_What you have to do_. Can you pull out each line of the data below that includes the word "مايو"?

_Exercise materials_.
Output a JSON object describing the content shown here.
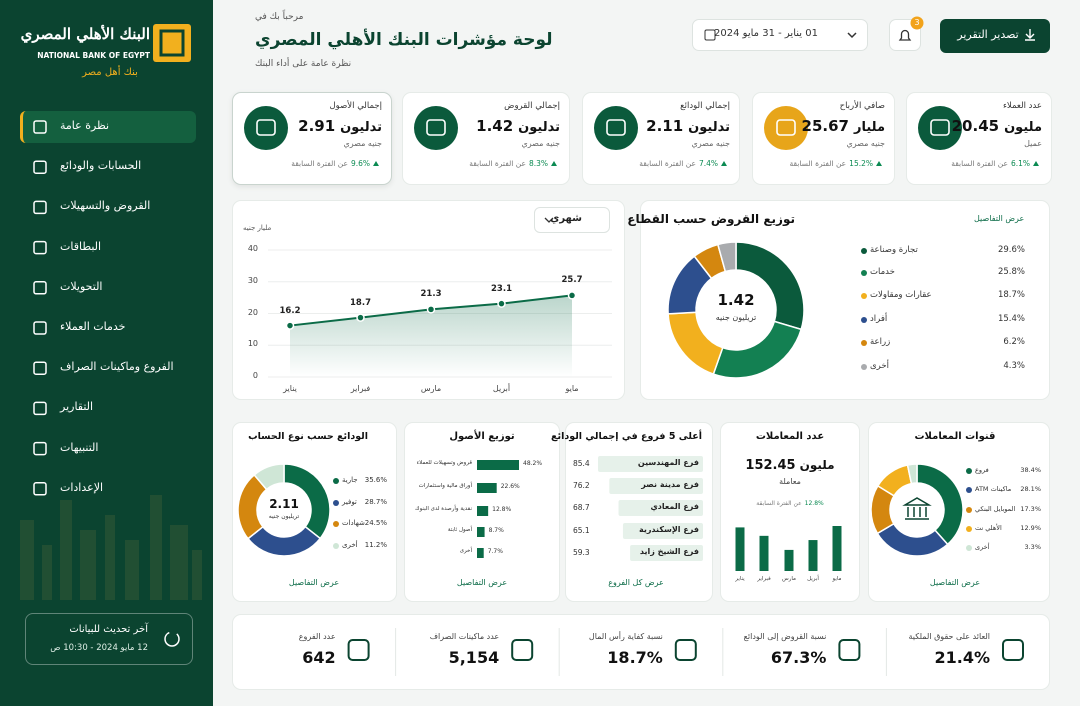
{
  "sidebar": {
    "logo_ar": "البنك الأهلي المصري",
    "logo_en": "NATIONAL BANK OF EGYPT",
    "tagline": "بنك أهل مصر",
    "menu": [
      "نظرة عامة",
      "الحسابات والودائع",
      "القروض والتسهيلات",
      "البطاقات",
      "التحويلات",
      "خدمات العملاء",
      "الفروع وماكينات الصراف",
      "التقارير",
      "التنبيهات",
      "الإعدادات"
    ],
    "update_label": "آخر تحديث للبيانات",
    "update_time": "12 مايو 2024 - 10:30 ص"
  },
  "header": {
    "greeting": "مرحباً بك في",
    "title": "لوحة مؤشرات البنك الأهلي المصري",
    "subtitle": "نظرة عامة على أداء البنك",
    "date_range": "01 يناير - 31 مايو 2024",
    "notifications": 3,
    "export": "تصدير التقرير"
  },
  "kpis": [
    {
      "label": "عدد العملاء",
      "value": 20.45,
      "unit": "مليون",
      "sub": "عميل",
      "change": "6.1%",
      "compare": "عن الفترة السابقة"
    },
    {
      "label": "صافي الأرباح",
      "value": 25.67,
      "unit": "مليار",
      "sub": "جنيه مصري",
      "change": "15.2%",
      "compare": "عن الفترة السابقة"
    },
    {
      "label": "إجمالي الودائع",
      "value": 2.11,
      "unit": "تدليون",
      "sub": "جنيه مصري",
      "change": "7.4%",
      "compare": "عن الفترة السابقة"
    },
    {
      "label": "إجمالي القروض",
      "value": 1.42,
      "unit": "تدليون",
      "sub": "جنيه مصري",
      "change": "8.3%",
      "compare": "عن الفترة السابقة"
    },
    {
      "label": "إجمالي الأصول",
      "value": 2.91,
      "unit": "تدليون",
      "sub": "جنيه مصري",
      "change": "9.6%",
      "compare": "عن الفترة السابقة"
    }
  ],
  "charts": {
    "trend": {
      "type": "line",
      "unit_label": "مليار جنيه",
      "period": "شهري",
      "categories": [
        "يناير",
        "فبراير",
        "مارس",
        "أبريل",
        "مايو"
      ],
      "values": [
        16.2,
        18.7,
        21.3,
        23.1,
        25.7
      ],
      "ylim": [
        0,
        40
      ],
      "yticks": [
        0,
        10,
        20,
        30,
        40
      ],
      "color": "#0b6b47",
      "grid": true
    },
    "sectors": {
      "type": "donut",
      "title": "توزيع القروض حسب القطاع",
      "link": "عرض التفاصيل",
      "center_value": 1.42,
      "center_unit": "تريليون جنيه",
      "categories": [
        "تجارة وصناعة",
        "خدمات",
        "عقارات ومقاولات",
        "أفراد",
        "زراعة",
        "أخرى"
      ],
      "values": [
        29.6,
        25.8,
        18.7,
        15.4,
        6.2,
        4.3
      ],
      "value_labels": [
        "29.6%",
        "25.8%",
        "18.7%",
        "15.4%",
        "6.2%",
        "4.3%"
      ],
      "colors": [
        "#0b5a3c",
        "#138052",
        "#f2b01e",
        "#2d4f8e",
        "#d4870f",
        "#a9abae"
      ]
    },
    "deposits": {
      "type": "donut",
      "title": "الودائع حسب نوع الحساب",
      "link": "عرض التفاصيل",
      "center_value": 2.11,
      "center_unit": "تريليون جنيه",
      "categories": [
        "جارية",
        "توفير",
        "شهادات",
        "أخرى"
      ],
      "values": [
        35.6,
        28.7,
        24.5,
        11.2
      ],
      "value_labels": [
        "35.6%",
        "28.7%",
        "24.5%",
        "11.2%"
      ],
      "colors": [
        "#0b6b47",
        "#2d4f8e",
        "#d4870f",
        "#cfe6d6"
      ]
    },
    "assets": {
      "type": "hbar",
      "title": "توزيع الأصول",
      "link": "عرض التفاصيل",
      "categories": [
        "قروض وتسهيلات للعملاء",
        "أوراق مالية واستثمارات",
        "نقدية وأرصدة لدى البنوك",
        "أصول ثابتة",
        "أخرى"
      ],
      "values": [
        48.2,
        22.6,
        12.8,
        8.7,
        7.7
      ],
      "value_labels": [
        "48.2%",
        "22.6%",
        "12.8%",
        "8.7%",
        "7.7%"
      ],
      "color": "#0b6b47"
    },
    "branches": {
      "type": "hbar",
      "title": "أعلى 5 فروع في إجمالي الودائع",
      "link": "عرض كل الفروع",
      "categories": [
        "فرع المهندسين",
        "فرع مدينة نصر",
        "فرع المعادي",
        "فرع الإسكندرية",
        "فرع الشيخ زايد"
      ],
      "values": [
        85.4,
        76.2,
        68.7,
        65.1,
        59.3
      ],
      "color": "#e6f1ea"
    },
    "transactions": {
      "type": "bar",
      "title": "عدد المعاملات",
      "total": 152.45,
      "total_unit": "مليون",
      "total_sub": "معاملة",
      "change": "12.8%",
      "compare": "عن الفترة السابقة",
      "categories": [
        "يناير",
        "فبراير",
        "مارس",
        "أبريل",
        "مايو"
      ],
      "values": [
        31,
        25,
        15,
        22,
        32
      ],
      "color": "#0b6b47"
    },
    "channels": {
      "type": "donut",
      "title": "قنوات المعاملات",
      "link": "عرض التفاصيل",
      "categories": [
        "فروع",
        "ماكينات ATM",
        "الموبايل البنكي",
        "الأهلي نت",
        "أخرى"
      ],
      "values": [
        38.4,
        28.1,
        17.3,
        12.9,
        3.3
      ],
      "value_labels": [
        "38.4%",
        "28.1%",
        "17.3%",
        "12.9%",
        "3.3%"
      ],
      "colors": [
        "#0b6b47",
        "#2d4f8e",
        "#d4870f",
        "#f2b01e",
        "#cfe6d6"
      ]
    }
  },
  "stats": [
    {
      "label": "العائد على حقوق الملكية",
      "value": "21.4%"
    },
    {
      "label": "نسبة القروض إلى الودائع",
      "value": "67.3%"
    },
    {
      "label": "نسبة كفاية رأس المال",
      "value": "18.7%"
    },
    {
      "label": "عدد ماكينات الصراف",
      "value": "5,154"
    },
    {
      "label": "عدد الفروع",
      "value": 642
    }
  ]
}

--

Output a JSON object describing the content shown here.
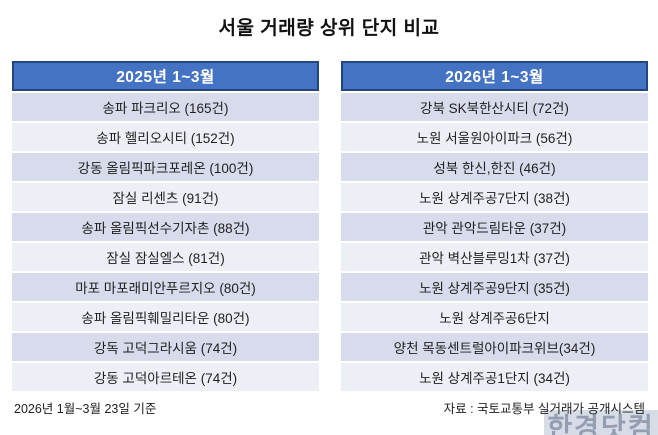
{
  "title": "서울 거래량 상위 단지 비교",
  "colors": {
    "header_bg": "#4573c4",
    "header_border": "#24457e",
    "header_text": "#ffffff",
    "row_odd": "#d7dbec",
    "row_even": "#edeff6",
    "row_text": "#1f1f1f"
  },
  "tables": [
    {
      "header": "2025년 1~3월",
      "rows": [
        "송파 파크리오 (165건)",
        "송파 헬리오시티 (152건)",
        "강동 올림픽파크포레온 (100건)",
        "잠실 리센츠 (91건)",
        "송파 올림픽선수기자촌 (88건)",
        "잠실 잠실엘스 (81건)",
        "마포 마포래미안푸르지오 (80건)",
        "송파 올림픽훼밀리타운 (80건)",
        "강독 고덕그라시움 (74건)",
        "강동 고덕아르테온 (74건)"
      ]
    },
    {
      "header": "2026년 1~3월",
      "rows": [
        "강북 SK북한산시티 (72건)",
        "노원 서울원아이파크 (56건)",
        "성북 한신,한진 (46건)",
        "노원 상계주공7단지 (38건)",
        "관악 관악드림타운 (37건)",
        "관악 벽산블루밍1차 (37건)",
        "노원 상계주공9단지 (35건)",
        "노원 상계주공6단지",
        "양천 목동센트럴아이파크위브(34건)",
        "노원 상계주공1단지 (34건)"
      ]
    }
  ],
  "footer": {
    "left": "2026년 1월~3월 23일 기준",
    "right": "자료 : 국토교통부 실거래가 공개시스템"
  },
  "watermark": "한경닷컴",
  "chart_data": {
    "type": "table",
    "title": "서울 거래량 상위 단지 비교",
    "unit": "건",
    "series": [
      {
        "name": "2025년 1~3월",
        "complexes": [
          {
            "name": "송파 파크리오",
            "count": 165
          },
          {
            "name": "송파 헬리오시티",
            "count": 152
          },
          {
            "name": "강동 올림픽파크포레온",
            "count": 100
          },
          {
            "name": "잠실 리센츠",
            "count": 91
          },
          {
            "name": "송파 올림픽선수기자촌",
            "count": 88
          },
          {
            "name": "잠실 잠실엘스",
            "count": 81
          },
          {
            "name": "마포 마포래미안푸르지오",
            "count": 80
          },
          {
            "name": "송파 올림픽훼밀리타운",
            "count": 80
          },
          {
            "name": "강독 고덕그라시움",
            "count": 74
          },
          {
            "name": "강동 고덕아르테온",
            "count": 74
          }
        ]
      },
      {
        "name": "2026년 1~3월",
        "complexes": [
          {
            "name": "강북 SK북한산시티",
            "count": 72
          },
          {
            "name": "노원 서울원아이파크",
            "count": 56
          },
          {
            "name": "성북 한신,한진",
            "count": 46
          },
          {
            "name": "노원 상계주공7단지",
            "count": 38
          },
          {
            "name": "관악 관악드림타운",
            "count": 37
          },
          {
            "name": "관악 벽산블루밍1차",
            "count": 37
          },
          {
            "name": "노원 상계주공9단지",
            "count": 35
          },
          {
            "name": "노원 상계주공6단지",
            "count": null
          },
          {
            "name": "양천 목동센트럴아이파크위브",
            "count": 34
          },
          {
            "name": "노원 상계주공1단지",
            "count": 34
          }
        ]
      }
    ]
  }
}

---

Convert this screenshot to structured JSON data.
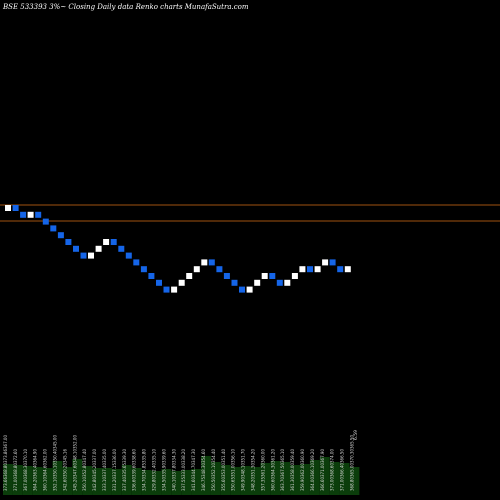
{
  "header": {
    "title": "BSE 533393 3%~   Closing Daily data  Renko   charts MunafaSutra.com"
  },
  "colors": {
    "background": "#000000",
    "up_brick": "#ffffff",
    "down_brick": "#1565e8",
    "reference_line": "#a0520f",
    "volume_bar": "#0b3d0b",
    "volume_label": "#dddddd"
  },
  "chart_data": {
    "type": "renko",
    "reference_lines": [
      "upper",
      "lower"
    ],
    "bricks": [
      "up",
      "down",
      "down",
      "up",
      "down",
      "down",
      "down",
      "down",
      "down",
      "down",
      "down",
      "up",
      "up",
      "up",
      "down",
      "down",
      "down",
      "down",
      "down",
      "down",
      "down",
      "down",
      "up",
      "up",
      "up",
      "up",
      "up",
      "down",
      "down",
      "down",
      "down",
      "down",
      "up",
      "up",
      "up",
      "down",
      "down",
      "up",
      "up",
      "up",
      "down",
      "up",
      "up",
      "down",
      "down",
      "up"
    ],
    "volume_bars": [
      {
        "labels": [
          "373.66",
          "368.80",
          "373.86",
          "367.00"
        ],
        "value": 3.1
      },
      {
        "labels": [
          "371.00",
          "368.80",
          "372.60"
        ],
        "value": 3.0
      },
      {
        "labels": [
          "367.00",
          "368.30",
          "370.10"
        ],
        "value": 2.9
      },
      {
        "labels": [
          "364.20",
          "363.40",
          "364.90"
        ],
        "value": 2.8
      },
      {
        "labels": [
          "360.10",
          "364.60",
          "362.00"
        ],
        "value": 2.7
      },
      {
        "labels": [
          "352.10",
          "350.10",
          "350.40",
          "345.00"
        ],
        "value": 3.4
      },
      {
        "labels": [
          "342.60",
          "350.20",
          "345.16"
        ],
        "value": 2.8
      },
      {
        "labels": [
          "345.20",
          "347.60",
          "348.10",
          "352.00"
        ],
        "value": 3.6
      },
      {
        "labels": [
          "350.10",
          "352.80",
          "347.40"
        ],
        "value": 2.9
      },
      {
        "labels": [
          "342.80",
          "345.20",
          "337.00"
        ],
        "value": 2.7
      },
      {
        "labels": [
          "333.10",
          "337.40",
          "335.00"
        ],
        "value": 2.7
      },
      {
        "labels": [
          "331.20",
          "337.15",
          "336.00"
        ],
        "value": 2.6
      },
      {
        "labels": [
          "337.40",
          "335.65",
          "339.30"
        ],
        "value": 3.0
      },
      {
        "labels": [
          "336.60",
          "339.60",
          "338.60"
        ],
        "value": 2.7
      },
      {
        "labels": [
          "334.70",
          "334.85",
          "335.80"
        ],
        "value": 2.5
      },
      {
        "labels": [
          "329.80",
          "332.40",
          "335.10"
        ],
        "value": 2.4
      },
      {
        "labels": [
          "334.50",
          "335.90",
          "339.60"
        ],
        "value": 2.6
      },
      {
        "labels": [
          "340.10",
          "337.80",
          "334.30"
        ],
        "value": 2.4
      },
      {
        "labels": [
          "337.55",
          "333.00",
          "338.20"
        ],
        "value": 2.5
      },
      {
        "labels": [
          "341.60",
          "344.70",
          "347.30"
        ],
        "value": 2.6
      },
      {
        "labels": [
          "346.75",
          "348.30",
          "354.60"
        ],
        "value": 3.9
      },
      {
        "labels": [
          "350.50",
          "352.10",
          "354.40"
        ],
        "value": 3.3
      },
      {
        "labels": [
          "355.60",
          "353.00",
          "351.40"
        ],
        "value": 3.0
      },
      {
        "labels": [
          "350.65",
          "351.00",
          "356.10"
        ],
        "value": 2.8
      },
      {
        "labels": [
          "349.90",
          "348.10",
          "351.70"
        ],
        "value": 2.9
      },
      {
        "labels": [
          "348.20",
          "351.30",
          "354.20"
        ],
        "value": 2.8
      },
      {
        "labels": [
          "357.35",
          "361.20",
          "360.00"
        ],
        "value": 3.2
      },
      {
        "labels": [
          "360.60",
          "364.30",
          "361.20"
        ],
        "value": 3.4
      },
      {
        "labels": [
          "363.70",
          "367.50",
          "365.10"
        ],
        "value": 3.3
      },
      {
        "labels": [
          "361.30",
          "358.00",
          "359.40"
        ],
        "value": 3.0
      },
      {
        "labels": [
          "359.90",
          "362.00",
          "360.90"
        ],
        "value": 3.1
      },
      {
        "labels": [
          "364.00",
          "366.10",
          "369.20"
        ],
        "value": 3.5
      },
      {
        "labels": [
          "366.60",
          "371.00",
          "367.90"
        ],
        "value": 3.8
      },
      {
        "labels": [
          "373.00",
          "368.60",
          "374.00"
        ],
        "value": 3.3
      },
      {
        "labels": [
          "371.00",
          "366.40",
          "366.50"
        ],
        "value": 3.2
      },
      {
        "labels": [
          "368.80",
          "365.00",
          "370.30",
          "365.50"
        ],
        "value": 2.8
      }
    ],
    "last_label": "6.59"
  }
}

_Answer to the problem_.
    "update_time": "12 مايو 2024 - 10:30 ص"
    "date_range": "01 يناير - 31 مايو 2024",
        "مايو"
        "مايو"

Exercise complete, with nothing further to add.